■ **Data records**
•••

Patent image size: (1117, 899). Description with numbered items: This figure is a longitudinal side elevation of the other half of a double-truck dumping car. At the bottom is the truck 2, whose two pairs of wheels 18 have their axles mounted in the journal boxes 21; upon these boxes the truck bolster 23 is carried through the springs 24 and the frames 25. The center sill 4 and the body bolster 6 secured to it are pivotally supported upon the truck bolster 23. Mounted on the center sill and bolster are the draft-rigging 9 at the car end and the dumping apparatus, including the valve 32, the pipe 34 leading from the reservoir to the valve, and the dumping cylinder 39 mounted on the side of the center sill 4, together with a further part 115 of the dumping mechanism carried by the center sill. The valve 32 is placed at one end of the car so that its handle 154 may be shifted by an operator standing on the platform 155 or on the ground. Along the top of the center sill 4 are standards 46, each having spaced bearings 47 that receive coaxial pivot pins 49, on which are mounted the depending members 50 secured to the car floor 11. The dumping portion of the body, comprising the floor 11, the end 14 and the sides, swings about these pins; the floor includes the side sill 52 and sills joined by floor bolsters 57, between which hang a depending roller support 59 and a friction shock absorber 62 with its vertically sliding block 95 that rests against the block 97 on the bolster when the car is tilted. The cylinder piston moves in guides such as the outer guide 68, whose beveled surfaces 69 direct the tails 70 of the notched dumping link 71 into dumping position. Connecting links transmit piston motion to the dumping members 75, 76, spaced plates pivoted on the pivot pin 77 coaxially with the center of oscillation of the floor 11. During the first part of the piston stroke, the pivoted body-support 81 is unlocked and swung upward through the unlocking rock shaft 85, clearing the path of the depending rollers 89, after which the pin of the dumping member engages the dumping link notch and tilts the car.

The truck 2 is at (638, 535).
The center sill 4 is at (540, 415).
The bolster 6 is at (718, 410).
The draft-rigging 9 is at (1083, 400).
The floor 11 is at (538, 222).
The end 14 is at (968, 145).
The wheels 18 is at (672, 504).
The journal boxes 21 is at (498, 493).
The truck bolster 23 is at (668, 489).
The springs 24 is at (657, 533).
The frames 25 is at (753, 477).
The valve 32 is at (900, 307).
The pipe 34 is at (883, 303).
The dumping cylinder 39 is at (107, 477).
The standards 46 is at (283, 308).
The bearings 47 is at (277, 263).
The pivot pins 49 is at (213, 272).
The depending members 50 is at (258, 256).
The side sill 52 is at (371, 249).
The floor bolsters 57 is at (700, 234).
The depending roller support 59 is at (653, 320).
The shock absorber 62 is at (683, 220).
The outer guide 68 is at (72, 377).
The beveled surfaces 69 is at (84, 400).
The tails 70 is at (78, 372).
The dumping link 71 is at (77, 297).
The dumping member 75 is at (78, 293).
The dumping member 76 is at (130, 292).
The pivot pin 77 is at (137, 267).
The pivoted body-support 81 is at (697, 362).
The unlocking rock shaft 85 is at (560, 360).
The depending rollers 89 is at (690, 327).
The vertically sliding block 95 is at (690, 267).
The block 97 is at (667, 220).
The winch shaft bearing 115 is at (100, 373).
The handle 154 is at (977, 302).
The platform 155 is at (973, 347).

•••

Copy the material above word for word, keeping every line in its original order.

■ **Output of the exercise**
Patent image size: (1117, 899). Description with numbered items: This figure is a longitudinal side elevation of the other half of a double-truck dumping car. At the bottom is the truck 2, whose two pairs of wheels 18 have their axles mounted in the journal boxes 21; upon these boxes the truck bolster 23 is carried through the springs 24 and the frames 25. The center sill 4 and the body bolster 6 secured to it are pivotally supported upon the truck bolster 23. Mounted on the center sill and bolster are the draft-rigging 9 at the car end and the dumping apparatus, including the valve 32, the pipe 34 leading from the reservoir to the valve, and the dumping cylinder 39 mounted on the side of the center sill 4, together with a further part 115 of the dumping mechanism carried by the center sill. The valve 32 is placed at one end of the car so that its handle 154 may be shifted by an operator standing on the platform 155 or on the ground. Along the top of the center sill 4 are standards 46, each having spaced bearings 47 that receive coaxial pivot pins 49, on which are mounted the depending members 50 secured to the car floor 11. The dumping portion of the body, comprising the floor 11, the end 14 and the sides, swings about these pins; the floor includes the side sill 52 and sills joined by floor bolsters 57, between which hang a depending roller support 59 and a friction shock absorber 62 with its vertically sliding block 95 that rests against the block 97 on the bolster when the car is tilted. The cylinder piston moves in guides such as the outer guide 68, whose beveled surfaces 69 direct the tails 70 of the notched dumping link 71 into dumping position. Connecting links transmit piston motion to the dumping members 75, 76, spaced plates pivoted on the pivot pin 77 coaxially with the center of oscillation of the floor 11. During the first part of the piston stroke, the pivoted body-support 81 is unlocked and swung upward through the unlocking rock shaft 85, clearing the path of the depending rollers 89, after which the pin of the dumping member engages the dumping link notch and tilts the car.

The truck 2 is at (638, 535).
The center sill 4 is at (540, 415).
The bolster 6 is at (718, 410).
The draft-rigging 9 is at (1083, 400).
The floor 11 is at (538, 222).
The end 14 is at (968, 145).
The wheels 18 is at (672, 504).
The journal boxes 21 is at (498, 493).
The truck bolster 23 is at (668, 489).
The springs 24 is at (657, 533).
The frames 25 is at (753, 477).
The valve 32 is at (900, 307).
The pipe 34 is at (883, 303).
The dumping cylinder 39 is at (107, 477).
The standards 46 is at (283, 308).
The bearings 47 is at (277, 263).
The pivot pins 49 is at (213, 272).
The depending members 50 is at (258, 256).
The side sill 52 is at (371, 249).
The floor bolsters 57 is at (700, 234).
The depending roller support 59 is at (653, 320).
The shock absorber 62 is at (683, 220).
The outer guide 68 is at (72, 377).
The beveled surfaces 69 is at (84, 400).
The tails 70 is at (78, 372).
The dumping link 71 is at (77, 297).
The dumping member 75 is at (78, 293).
The dumping member 76 is at (130, 292).
The pivot pin 77 is at (137, 267).
The pivoted body-support 81 is at (697, 362).
The unlocking rock shaft 85 is at (560, 360).
The depending rollers 89 is at (690, 327).
The vertically sliding block 95 is at (690, 267).
The block 97 is at (667, 220).
The winch shaft bearing 115 is at (100, 373).
The handle 154 is at (977, 302).
The platform 155 is at (973, 347).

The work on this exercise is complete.